- Opening Delimiter -

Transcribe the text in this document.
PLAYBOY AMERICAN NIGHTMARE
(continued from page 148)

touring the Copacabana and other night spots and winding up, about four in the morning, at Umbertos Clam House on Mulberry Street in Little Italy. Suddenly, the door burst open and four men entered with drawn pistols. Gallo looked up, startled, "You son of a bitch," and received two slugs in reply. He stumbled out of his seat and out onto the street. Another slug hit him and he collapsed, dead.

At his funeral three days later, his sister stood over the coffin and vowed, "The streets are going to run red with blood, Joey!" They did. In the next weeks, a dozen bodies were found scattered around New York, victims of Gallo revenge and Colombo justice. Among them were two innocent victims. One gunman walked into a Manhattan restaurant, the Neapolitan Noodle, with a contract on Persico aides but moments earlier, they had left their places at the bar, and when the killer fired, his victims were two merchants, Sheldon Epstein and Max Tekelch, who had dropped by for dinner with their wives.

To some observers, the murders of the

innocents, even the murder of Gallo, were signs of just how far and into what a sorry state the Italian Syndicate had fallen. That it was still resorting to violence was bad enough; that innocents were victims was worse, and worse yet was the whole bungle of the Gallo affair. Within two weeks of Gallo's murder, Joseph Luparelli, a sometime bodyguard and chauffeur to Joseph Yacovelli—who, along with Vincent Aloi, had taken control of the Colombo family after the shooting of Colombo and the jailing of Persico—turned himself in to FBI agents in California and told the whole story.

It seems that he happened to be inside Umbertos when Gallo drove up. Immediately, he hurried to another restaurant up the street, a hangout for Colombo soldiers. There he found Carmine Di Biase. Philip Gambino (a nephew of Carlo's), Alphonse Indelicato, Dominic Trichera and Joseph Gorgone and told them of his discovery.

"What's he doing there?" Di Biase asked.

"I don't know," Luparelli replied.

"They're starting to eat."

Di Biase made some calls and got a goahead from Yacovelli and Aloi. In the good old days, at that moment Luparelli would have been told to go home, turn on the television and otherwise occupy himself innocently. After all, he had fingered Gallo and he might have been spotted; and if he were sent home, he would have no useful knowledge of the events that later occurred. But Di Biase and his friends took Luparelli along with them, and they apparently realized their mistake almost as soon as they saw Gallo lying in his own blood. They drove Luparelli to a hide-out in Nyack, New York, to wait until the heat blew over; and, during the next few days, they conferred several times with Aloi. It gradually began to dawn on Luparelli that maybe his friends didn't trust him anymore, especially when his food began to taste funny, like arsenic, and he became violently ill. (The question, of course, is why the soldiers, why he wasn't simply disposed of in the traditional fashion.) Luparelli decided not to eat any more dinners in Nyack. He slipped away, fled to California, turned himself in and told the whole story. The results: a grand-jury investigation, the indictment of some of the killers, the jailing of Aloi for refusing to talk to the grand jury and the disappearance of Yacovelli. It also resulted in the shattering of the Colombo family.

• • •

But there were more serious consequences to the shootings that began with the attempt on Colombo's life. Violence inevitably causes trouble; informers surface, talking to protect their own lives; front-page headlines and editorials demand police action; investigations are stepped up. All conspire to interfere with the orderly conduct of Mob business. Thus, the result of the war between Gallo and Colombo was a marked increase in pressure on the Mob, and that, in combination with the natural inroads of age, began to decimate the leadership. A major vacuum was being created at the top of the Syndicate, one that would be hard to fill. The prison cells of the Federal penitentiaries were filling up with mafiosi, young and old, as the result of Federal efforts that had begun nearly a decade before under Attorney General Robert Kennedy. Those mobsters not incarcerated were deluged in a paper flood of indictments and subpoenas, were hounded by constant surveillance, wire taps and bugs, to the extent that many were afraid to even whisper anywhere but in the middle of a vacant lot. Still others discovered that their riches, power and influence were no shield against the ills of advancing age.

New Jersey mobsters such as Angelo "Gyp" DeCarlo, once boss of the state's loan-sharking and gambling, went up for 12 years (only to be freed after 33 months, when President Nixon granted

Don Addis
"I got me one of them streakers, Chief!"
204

- Closing Delimiter -

◆ ACTION ITEM:
Show every line of the material above in which "Umbertos" is present.

◆ OUTPUT BELOW:
touring the Copacabana and other night spots and winding up, about four in the morning, at Umbertos Clam House on Mulberry Street in Little Italy. Suddenly, the door burst open and four men entered with drawn pistols. Gallo looked up, startled, "You son of a bitch," and received two slugs in reply. He stumbled out of his seat and out onto the street. Another slug hit him and he collapsed, dead.
It seems that he happened to be inside Umbertos when Gallo drove up. Immediately, he hurried to another restaurant up the street, a hangout for Colombo soldiers. There he found Carmine Di Biase. Philip Gambino (a nephew of Carlo's), Alphonse Indelicato, Dominic Trichera and Joseph Gorgone and told them of his discovery.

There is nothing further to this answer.